* What to produce *
State the number of lines below in which the word "source" appears. Nothing else belongs in the answer.

_____

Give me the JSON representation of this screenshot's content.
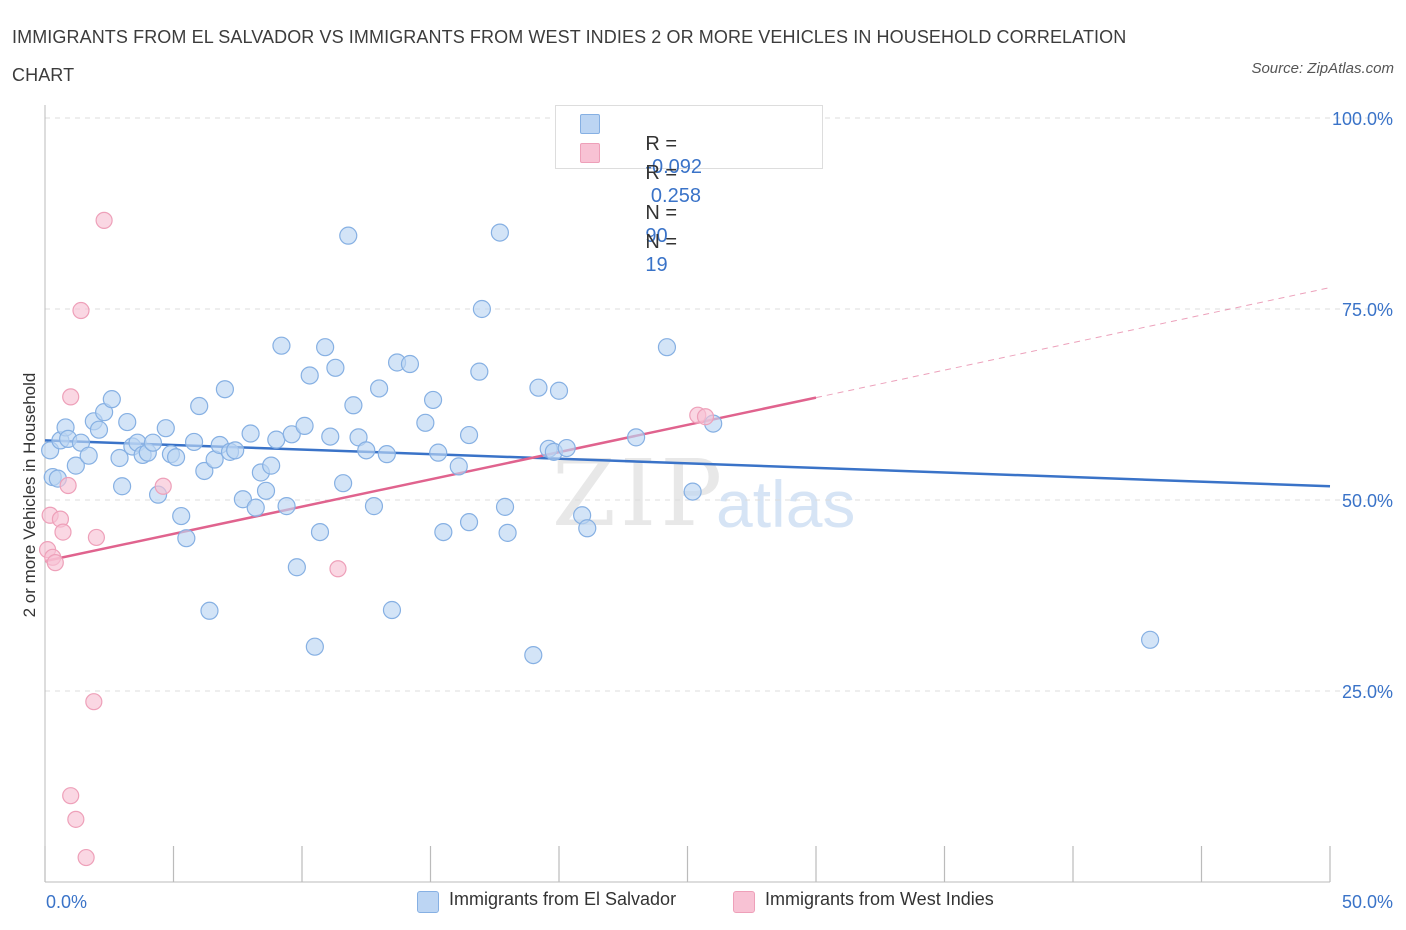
{
  "header": {
    "title": "IMMIGRANTS FROM EL SALVADOR VS IMMIGRANTS FROM WEST INDIES 2 OR MORE VEHICLES IN HOUSEHOLD CORRELATION CHART",
    "source": "Source: ZipAtlas.com"
  },
  "colors": {
    "blue": "#3a73c8",
    "blue_fill": "#bcd5f3",
    "blue_stroke": "#86b0e3",
    "pink": "#e0638e",
    "pink_fill": "#f8c2d4",
    "pink_stroke": "#eea0b9"
  },
  "legend": {
    "rows": [
      {
        "r_label": "R =",
        "r_value": "-0.092",
        "n_label": "N =",
        "n_value": "90"
      },
      {
        "r_label": "R =",
        "r_value": " 0.258",
        "n_label": "N =",
        "n_value": "19"
      }
    ]
  },
  "bottom_legend": {
    "series1": "Immigrants from El Salvador",
    "series2": "Immigrants from West Indies"
  },
  "watermark": {
    "zip": "ZIP",
    "atlas": "atlas"
  },
  "chart_data": {
    "type": "scatter",
    "title": "IMMIGRANTS FROM EL SALVADOR VS IMMIGRANTS FROM WEST INDIES 2 OR MORE VEHICLES IN HOUSEHOLD CORRELATION CHART",
    "xlabel": "",
    "ylabel": "2 or more Vehicles in Household",
    "xlim": [
      0,
      50
    ],
    "ylim": [
      0,
      100
    ],
    "x_tick_labels": [
      {
        "value": 0,
        "label": "0.0%"
      },
      {
        "value": 50,
        "label": "50.0%"
      }
    ],
    "y_tick_labels": [
      {
        "value": 100,
        "label": "100.0%"
      },
      {
        "value": 75,
        "label": "75.0%"
      },
      {
        "value": 50,
        "label": "50.0%"
      },
      {
        "value": 25,
        "label": "25.0%"
      }
    ],
    "series": [
      {
        "name": "Immigrants from El Salvador",
        "color": "#3a73c8",
        "trend": {
          "x0": 0,
          "y0": 57.8,
          "x1": 50,
          "y1": 51.8
        },
        "points": [
          [
            0.2,
            56.5
          ],
          [
            0.3,
            53.0
          ],
          [
            0.6,
            57.8
          ],
          [
            0.8,
            59.5
          ],
          [
            0.9,
            58.0
          ],
          [
            1.2,
            54.5
          ],
          [
            1.4,
            57.5
          ],
          [
            1.7,
            55.8
          ],
          [
            1.9,
            60.3
          ],
          [
            2.1,
            59.2
          ],
          [
            2.3,
            61.5
          ],
          [
            2.6,
            63.2
          ],
          [
            2.9,
            55.5
          ],
          [
            3.0,
            51.8
          ],
          [
            3.2,
            60.2
          ],
          [
            3.4,
            57.0
          ],
          [
            3.6,
            57.5
          ],
          [
            3.8,
            55.9
          ],
          [
            4.0,
            56.2
          ],
          [
            4.2,
            57.5
          ],
          [
            4.4,
            50.7
          ],
          [
            4.7,
            59.4
          ],
          [
            4.9,
            56.0
          ],
          [
            5.1,
            55.6
          ],
          [
            5.3,
            47.9
          ],
          [
            5.5,
            45.0
          ],
          [
            5.8,
            57.6
          ],
          [
            6.0,
            62.3
          ],
          [
            6.2,
            53.8
          ],
          [
            6.4,
            35.5
          ],
          [
            6.6,
            55.3
          ],
          [
            6.8,
            57.2
          ],
          [
            7.0,
            64.5
          ],
          [
            7.2,
            56.3
          ],
          [
            7.4,
            56.5
          ],
          [
            7.7,
            50.1
          ],
          [
            8.0,
            58.7
          ],
          [
            8.2,
            49.0
          ],
          [
            8.4,
            53.6
          ],
          [
            8.6,
            51.2
          ],
          [
            8.8,
            54.5
          ],
          [
            9.0,
            57.9
          ],
          [
            9.2,
            70.2
          ],
          [
            9.4,
            49.2
          ],
          [
            9.6,
            58.6
          ],
          [
            9.8,
            41.2
          ],
          [
            10.1,
            59.7
          ],
          [
            10.3,
            66.3
          ],
          [
            10.5,
            30.8
          ],
          [
            10.7,
            45.8
          ],
          [
            10.9,
            70.0
          ],
          [
            11.1,
            58.3
          ],
          [
            11.3,
            67.3
          ],
          [
            11.6,
            52.2
          ],
          [
            11.8,
            84.6
          ],
          [
            12.0,
            62.4
          ],
          [
            12.2,
            58.2
          ],
          [
            12.5,
            56.5
          ],
          [
            12.8,
            49.2
          ],
          [
            13.0,
            64.6
          ],
          [
            13.3,
            56.0
          ],
          [
            13.5,
            35.6
          ],
          [
            13.7,
            68.0
          ],
          [
            14.2,
            67.8
          ],
          [
            14.8,
            60.1
          ],
          [
            15.1,
            63.1
          ],
          [
            15.3,
            56.2
          ],
          [
            15.5,
            45.8
          ],
          [
            16.1,
            54.4
          ],
          [
            16.5,
            58.5
          ],
          [
            16.5,
            47.1
          ],
          [
            16.9,
            66.8
          ],
          [
            17.0,
            75.0
          ],
          [
            17.7,
            85.0
          ],
          [
            17.9,
            49.1
          ],
          [
            18.0,
            45.7
          ],
          [
            19.0,
            29.7
          ],
          [
            19.2,
            64.7
          ],
          [
            19.6,
            56.7
          ],
          [
            19.8,
            56.3
          ],
          [
            20.0,
            64.3
          ],
          [
            20.3,
            56.8
          ],
          [
            20.9,
            48.0
          ],
          [
            21.1,
            46.3
          ],
          [
            23.0,
            58.2
          ],
          [
            24.2,
            70.0
          ],
          [
            25.2,
            51.1
          ],
          [
            26.0,
            60.0
          ],
          [
            43.0,
            31.7
          ],
          [
            0.5,
            52.8
          ]
        ]
      },
      {
        "name": "Immigrants from West Indies",
        "color": "#e0638e",
        "trend": {
          "x0": 0,
          "y0": 42.0,
          "x1": 30,
          "y1": 63.4
        },
        "trend_dashed_extension": {
          "x0": 30,
          "y0": 63.4,
          "x1": 50,
          "y1": 77.8
        },
        "points": [
          [
            0.1,
            43.5
          ],
          [
            0.2,
            48.0
          ],
          [
            0.3,
            42.5
          ],
          [
            0.4,
            41.8
          ],
          [
            0.6,
            47.5
          ],
          [
            0.7,
            45.8
          ],
          [
            0.9,
            51.9
          ],
          [
            1.0,
            63.5
          ],
          [
            1.0,
            11.3
          ],
          [
            1.2,
            8.2
          ],
          [
            1.4,
            74.8
          ],
          [
            1.6,
            3.2
          ],
          [
            1.9,
            23.6
          ],
          [
            2.0,
            45.1
          ],
          [
            2.3,
            86.6
          ],
          [
            4.6,
            51.8
          ],
          [
            11.4,
            41.0
          ],
          [
            25.4,
            61.1
          ],
          [
            25.7,
            60.9
          ]
        ]
      }
    ]
  }
}
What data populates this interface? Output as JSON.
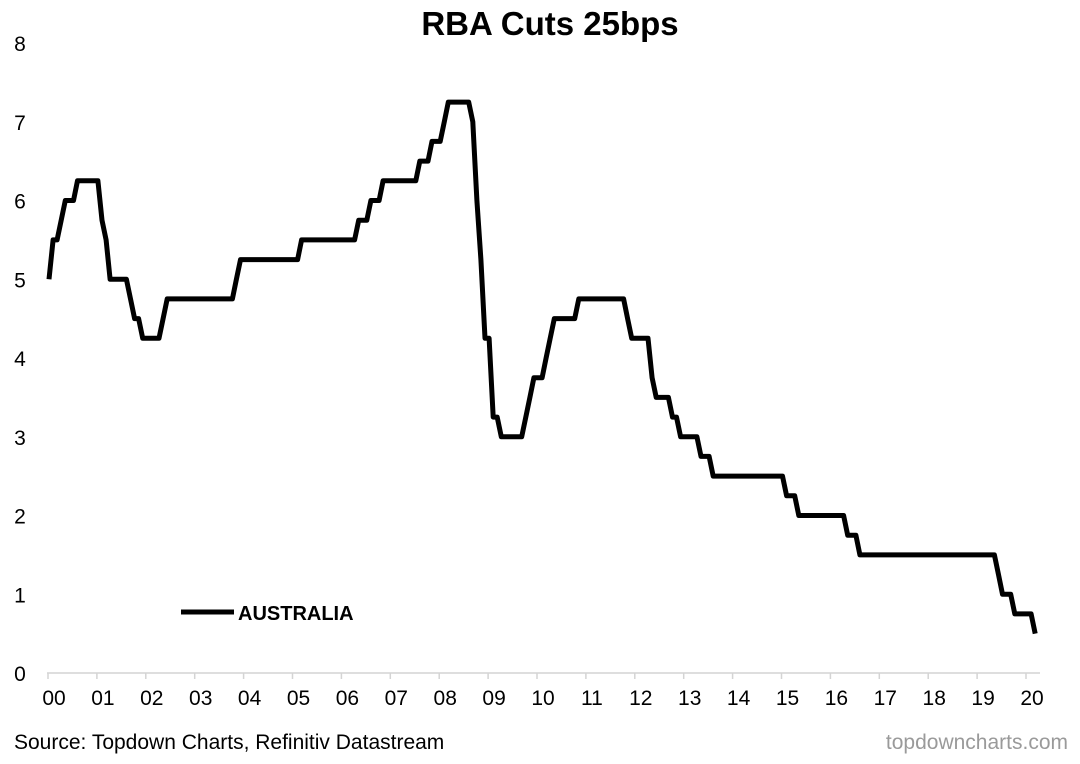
{
  "chart_data": {
    "type": "line",
    "title": "RBA Cuts 25bps",
    "xlabel": "",
    "ylabel": "",
    "ylim": [
      0,
      8
    ],
    "xlim": [
      "2000-01",
      "2020-03"
    ],
    "y_ticks": [
      "0",
      "1",
      "2",
      "3",
      "4",
      "5",
      "6",
      "7",
      "8"
    ],
    "x_ticks": [
      "00",
      "01",
      "02",
      "03",
      "04",
      "05",
      "06",
      "07",
      "08",
      "09",
      "10",
      "11",
      "12",
      "13",
      "14",
      "15",
      "16",
      "17",
      "18",
      "19",
      "20"
    ],
    "grid": false,
    "legend": {
      "position": "bottom-left"
    },
    "series": [
      {
        "name": "AUSTRALIA",
        "color": "#000000",
        "step_changes": [
          [
            "2000-01",
            5.0
          ],
          [
            "2000-02",
            5.5
          ],
          [
            "2000-04",
            5.75
          ],
          [
            "2000-05",
            6.0
          ],
          [
            "2000-08",
            6.25
          ],
          [
            "2001-02",
            5.75
          ],
          [
            "2001-03",
            5.5
          ],
          [
            "2001-04",
            5.0
          ],
          [
            "2001-09",
            4.75
          ],
          [
            "2001-10",
            4.5
          ],
          [
            "2001-12",
            4.25
          ],
          [
            "2002-05",
            4.5
          ],
          [
            "2002-06",
            4.75
          ],
          [
            "2003-11",
            5.0
          ],
          [
            "2003-12",
            5.25
          ],
          [
            "2005-03",
            5.5
          ],
          [
            "2006-05",
            5.75
          ],
          [
            "2006-08",
            6.0
          ],
          [
            "2006-11",
            6.25
          ],
          [
            "2007-08",
            6.5
          ],
          [
            "2007-11",
            6.75
          ],
          [
            "2008-02",
            7.0
          ],
          [
            "2008-03",
            7.25
          ],
          [
            "2008-09",
            7.0
          ],
          [
            "2008-10",
            6.0
          ],
          [
            "2008-11",
            5.25
          ],
          [
            "2008-12",
            4.25
          ],
          [
            "2009-02",
            3.25
          ],
          [
            "2009-04",
            3.0
          ],
          [
            "2009-10",
            3.25
          ],
          [
            "2009-11",
            3.5
          ],
          [
            "2009-12",
            3.75
          ],
          [
            "2010-03",
            4.0
          ],
          [
            "2010-04",
            4.25
          ],
          [
            "2010-05",
            4.5
          ],
          [
            "2010-11",
            4.75
          ],
          [
            "2011-11",
            4.5
          ],
          [
            "2011-12",
            4.25
          ],
          [
            "2012-05",
            3.75
          ],
          [
            "2012-06",
            3.5
          ],
          [
            "2012-10",
            3.25
          ],
          [
            "2012-12",
            3.0
          ],
          [
            "2013-05",
            2.75
          ],
          [
            "2013-08",
            2.5
          ],
          [
            "2015-02",
            2.25
          ],
          [
            "2015-05",
            2.0
          ],
          [
            "2016-05",
            1.75
          ],
          [
            "2016-08",
            1.5
          ],
          [
            "2019-06",
            1.25
          ],
          [
            "2019-07",
            1.0
          ],
          [
            "2019-10",
            0.75
          ],
          [
            "2020-03",
            0.5
          ]
        ]
      }
    ]
  },
  "footer": {
    "source": "Source: Topdown Charts, Refinitiv Datastream",
    "brand": "topdowncharts.com"
  }
}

_____

* Written solution *
2